- _Task material_:

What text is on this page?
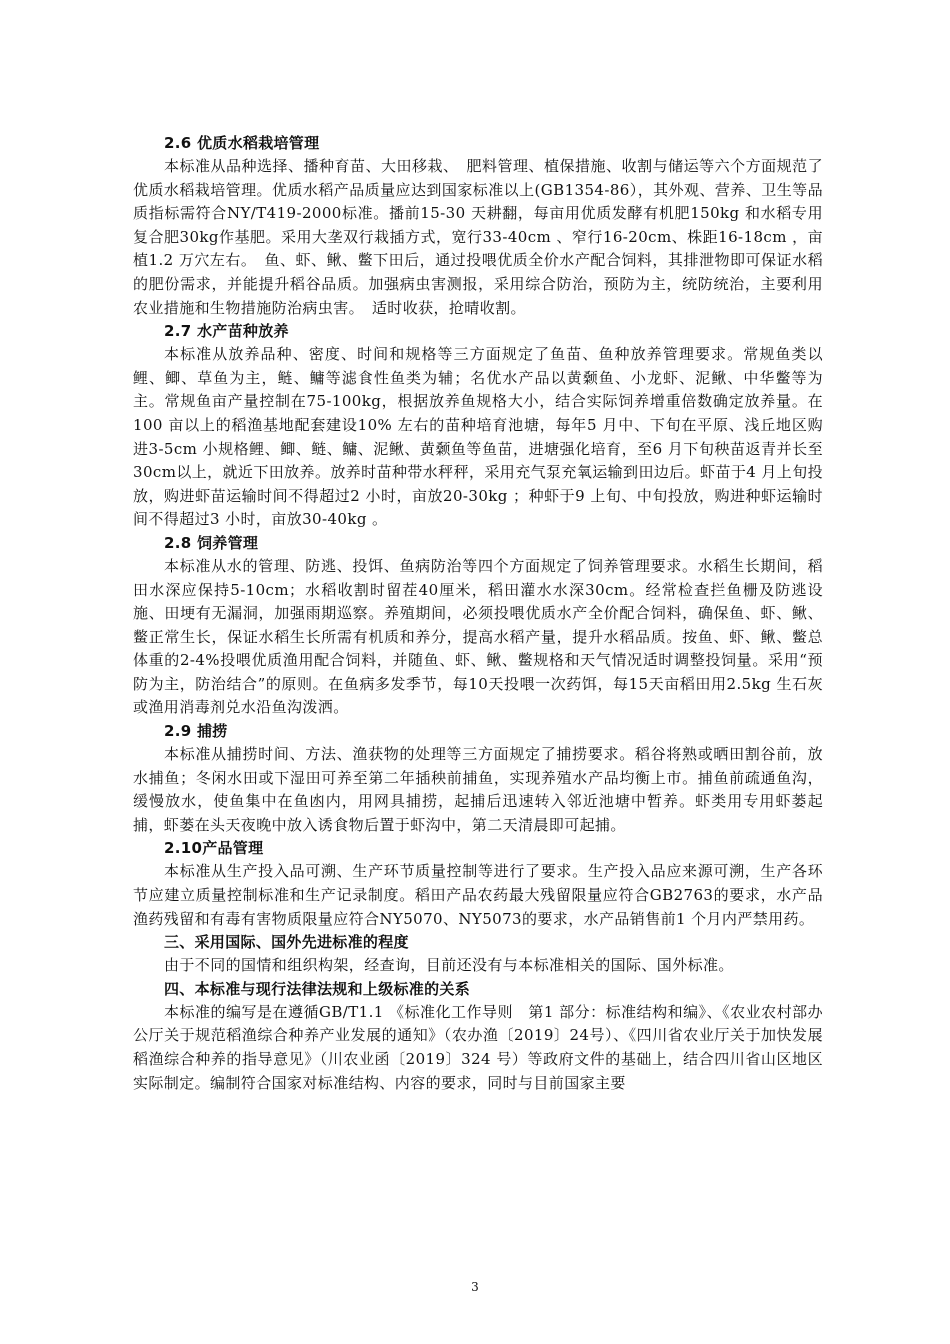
2.6 优质水稻栽培管理
本标准从品种选择、播种育苗、大田移栽、　肥料管理、植保措施、收割与储运等六个方面规范了优质水稻栽培管理。优质水稻产品质量应达到国家标准以上(GB1354-86），其外观、营养、卫生等品质指标需符合NY/T419-2000标准。播前15-30 天耕翻，每亩用优质发酵有机肥150kg 和水稻专用复合肥30kg作基肥。采用大垄双行栽插方式，宽行33-40cm 、窄行16-20cm、株距16-18cm ，亩植1.2 万穴左右。　鱼、虾、鳅、鳖下田后，通过投喂优质全价水产配合饲料，其排泄物即可保证水稻的肥份需求，并能提升稻谷品质。加强病虫害测报，采用综合防治，预防为主，统防统治，主要利用农业措施和生物措施防治病虫害。　适时收获，抢晴收割。
2.7 水产苗种放养
本标准从放养品种、密度、时间和规格等三方面规定了鱼苗、鱼种放养管理要求。常规鱼类以鲤、鲫、草鱼为主，鲢、鳙等滤食性鱼类为辅；名优水产品以黄颡鱼、小龙虾、泥鳅、中华鳖等为主。常规鱼亩产量控制在75-100kg，根据放养鱼规格大小，结合实际饲养增重倍数确定放养量。在100 亩以上的稻渔基地配套建设10% 左右的苗种培育池塘，每年5 月中、下旬在平原、浅丘地区购进3-5cm 小规格鲤、鲫、鲢、鳙、泥鳅、黄颡鱼等鱼苗，进塘强化培育，至6 月下旬秧苗返青并长至30cm以上，就近下田放养。放养时苗种带水秤秤，采用充气泵充氧运输到田边后。虾苗于4 月上旬投放，购进虾苗运输时间不得超过2 小时，亩放20-30kg ；种虾于9 上旬、中旬投放，购进种虾运输时间不得超过3 小时，亩放30-40kg 。
2.8 饲养管理
本标准从水的管理、防逃、投饵、鱼病防治等四个方面规定了饲养管理要求。水稻生长期间，稻田水深应保持5-10cm；水稻收割时留茬40厘米，稻田灌水水深30cm。经常检查拦鱼栅及防逃设施、田埂有无漏洞，加强雨期巡察。养殖期间，必须投喂优质水产全价配合饲料，确保鱼、虾、鳅、鳖正常生长，保证水稻生长所需有机质和养分，提高水稻产量，提升水稻品质。按鱼、虾、鳅、鳖总体重的2-4%投喂优质渔用配合饲料，并随鱼、虾、鳅、鳖规格和天气情况适时调整投饲量。采用“预防为主，防治结合”的原则。在鱼病多发季节，每10天投喂一次药饵，每15天亩稻田用2.5kg 生石灰或渔用消毒剂兑水沿鱼沟泼洒。
2.9 捕捞
本标准从捕捞时间、方法、渔获物的处理等三方面规定了捕捞要求。稻谷将熟或晒田割谷前，放水捕鱼；冬闲水田或下湿田可养至第二年插秧前捕鱼，实现养殖水产品均衡上市。捕鱼前疏通鱼沟，缓慢放水，使鱼集中在鱼凼内，用网具捕捞，起捕后迅速转入邻近池塘中暂养。虾类用专用虾蒌起捕，虾蒌在头天夜晚中放入诱食物后置于虾沟中，第二天清晨即可起捕。
2.10产品管理
本标准从生产投入品可溯、生产环节质量控制等进行了要求。生产投入品应来源可溯，生产各环节应建立质量控制标准和生产记录制度。稻田产品农药最大残留限量应符合GB2763的要求，水产品渔药残留和有毒有害物质限量应符合NY5070、NY5073的要求，水产品销售前1 个月内严禁用药。
三、采用国际、国外先进标准的程度
由于不同的国情和组织构架，经查询，目前还没有与本标准相关的国际、国外标准。
四、本标准与现行法律法规和上级标准的关系
本标准的编写是在遵循GB/T1.1 《标准化工作导则　第1 部分：标准结构和编》、《农业农村部办公厅关于规范稻渔综合种养产业发展的通知》（农办渔〔2019〕24号）、《四川省农业厅关于加快发展稻渔综合种养的指导意见》（川农业函〔2019〕324 号）等政府文件的基础上，结合四川省山区地区实际制定。编制符合国家对标准结构、内容的要求，同时与目前国家主要
3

- _Goal_: Copy each line that contains the word "预防为主".

- _Finished task_:
本标准从品种选择、播种育苗、大田移栽、　肥料管理、植保措施、收割与储运等六个方面规范了优质水稻栽培管理。优质水稻产品质量应达到国家标准以上(GB1354-86），其外观、营养、卫生等品质指标需符合NY/T419-2000标准。播前15-30 天耕翻，每亩用优质发酵有机肥150kg 和水稻专用复合肥30kg作基肥。采用大垄双行栽插方式，宽行33-40cm 、窄行16-20cm、株距16-18cm ，亩植1.2 万穴左右。　鱼、虾、鳅、鳖下田后，通过投喂优质全价水产配合饲料，其排泄物即可保证水稻的肥份需求，并能提升稻谷品质。加强病虫害测报，采用综合防治，预防为主，统防统治，主要利用农业措施和生物措施防治病虫害。　适时收获，抢晴收割。
本标准从水的管理、防逃、投饵、鱼病防治等四个方面规定了饲养管理要求。水稻生长期间，稻田水深应保持5-10cm；水稻收割时留茬40厘米，稻田灌水水深30cm。经常检查拦鱼栅及防逃设施、田埂有无漏洞，加强雨期巡察。养殖期间，必须投喂优质水产全价配合饲料，确保鱼、虾、鳅、鳖正常生长，保证水稻生长所需有机质和养分，提高水稻产量，提升水稻品质。按鱼、虾、鳅、鳖总体重的2-4%投喂优质渔用配合饲料，并随鱼、虾、鳅、鳖规格和天气情况适时调整投饲量。采用“预防为主，防治结合”的原则。在鱼病多发季节，每10天投喂一次药饵，每15天亩稻田用2.5kg 生石灰或渔用消毒剂兑水沿鱼沟泼洒。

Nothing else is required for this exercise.